▸ **EXERCISE GOAL**
Retype every line from the one containing "What data populates" through the last line of the records below, both included; leave out the pictures.

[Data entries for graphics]
····················

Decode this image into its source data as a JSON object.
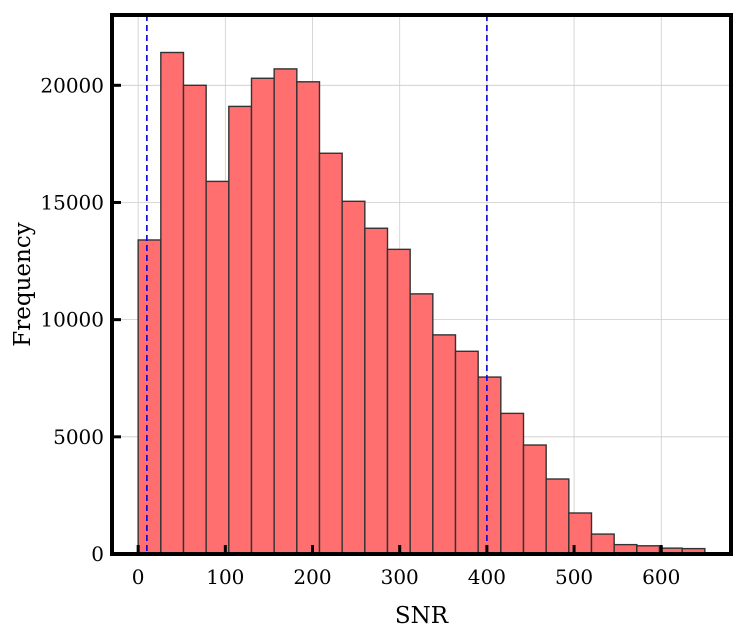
{
  "chart_data": {
    "type": "bar",
    "subtype": "histogram",
    "xlabel": "SNR",
    "ylabel": "Frequency",
    "xlim": [
      -30,
      680
    ],
    "ylim": [
      0,
      23000
    ],
    "xticks": [
      0,
      100,
      200,
      300,
      400,
      500,
      600
    ],
    "yticks": [
      0,
      5000,
      10000,
      15000,
      20000
    ],
    "grid": true,
    "bar_color": "#ff6f6f",
    "bar_edge_color": "#333333",
    "bin_width": 26,
    "bin_start": 0,
    "counts": [
      13400,
      21400,
      20000,
      15900,
      19100,
      20300,
      20700,
      20150,
      17100,
      15050,
      13900,
      13000,
      11100,
      9350,
      8650,
      7550,
      6000,
      4650,
      3200,
      1750,
      850,
      400,
      350,
      250,
      230
    ],
    "vlines": [
      {
        "x": 10,
        "color": "#0000dd",
        "style": "dashed"
      },
      {
        "x": 400,
        "color": "#0000dd",
        "style": "dashed"
      }
    ]
  }
}
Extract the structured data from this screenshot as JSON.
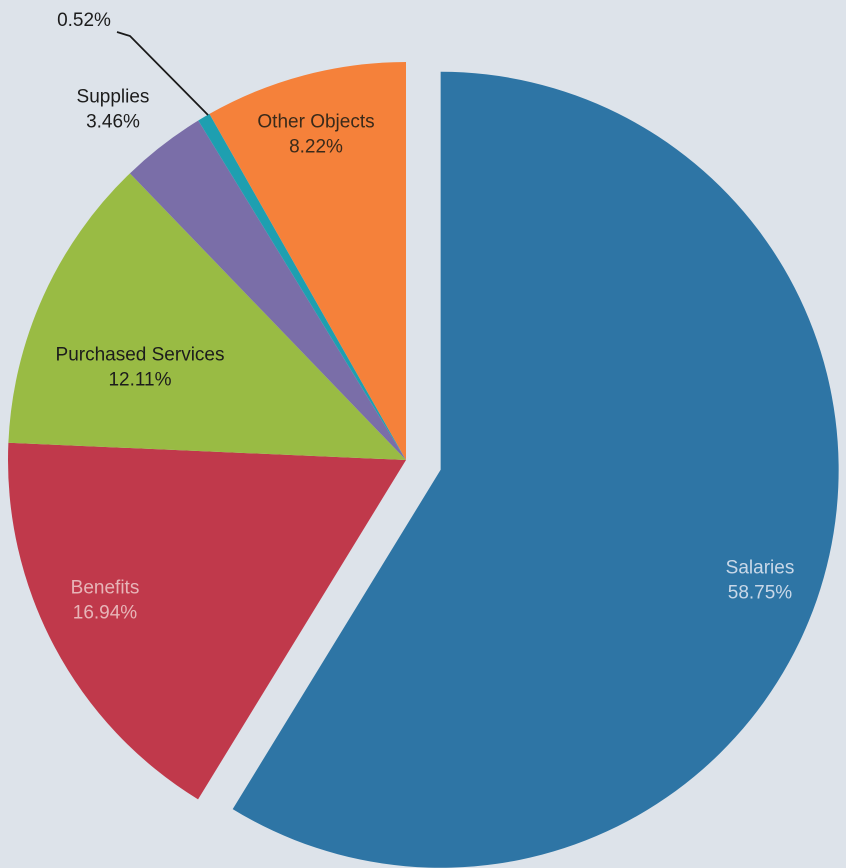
{
  "chart_data": {
    "type": "pie",
    "title": "",
    "slices": [
      {
        "name": "Salaries",
        "value": 58.75,
        "label": "58.75%",
        "color": "#2e75a5",
        "exploded": true,
        "text_color": "#c9d8e8"
      },
      {
        "name": "Benefits",
        "value": 16.94,
        "label": "16.94%",
        "color": "#c0394b",
        "exploded": false,
        "text_color": "#e7b5b8"
      },
      {
        "name": "Purchased Services",
        "value": 12.11,
        "label": "12.11%",
        "color": "#99bb44",
        "exploded": false,
        "text_color": "#1c1c1c"
      },
      {
        "name": "Supplies",
        "value": 3.46,
        "label": "3.46%",
        "color": "#7a6ea8",
        "exploded": false,
        "text_color": "#1c1c1c"
      },
      {
        "name": "",
        "value": 0.52,
        "label": "0.52%",
        "color": "#1e9fb0",
        "exploded": false,
        "text_color": "#1c1c1c"
      },
      {
        "name": "Other Objects",
        "value": 8.22,
        "label": "8.22%",
        "color": "#f5813a",
        "exploded": false,
        "text_color": "#3a2a1a"
      }
    ],
    "legend": "none"
  }
}
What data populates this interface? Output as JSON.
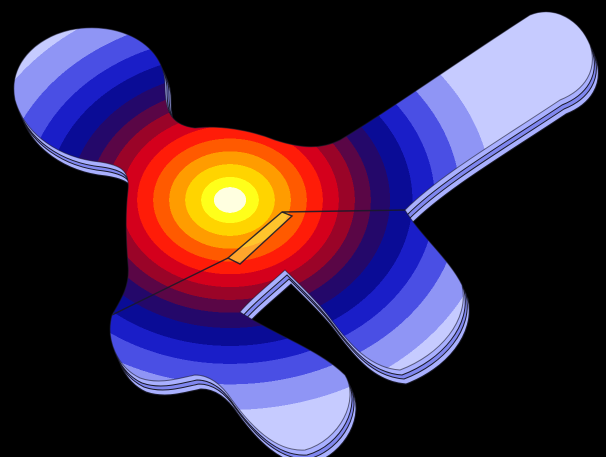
{
  "scene": {
    "background_color": "#000000",
    "colormap": [
      "#c6cbff",
      "#8f95f5",
      "#4a4fe4",
      "#1a1ec8",
      "#0a0c96",
      "#24086a",
      "#5a0646",
      "#9a0428",
      "#d4001c",
      "#ff1c08",
      "#ff5a00",
      "#ff9c00",
      "#ffd400",
      "#ffff1a",
      "#ffffe0"
    ],
    "edge_color": "#1a1a2a",
    "side_color": "#a9b0ff"
  }
}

····················

▸ **TASK RESPONSE**
What data populates this interface? Output as JSON.
{
  "scene": {
    "background_color": "#000000",
    "colormap": [
      "#c6cbff",
      "#8f95f5",
      "#4a4fe4",
      "#1a1ec8",
      "#0a0c96",
      "#24086a",
      "#5a0646",
      "#9a0428",
      "#d4001c",
      "#ff1c08",
      "#ff5a00",
      "#ff9c00",
      "#ffd400",
      "#ffff1a",
      "#ffffe0"
    ],
    "edge_color": "#1a1a2a",
    "side_color": "#a9b0ff"
  }
}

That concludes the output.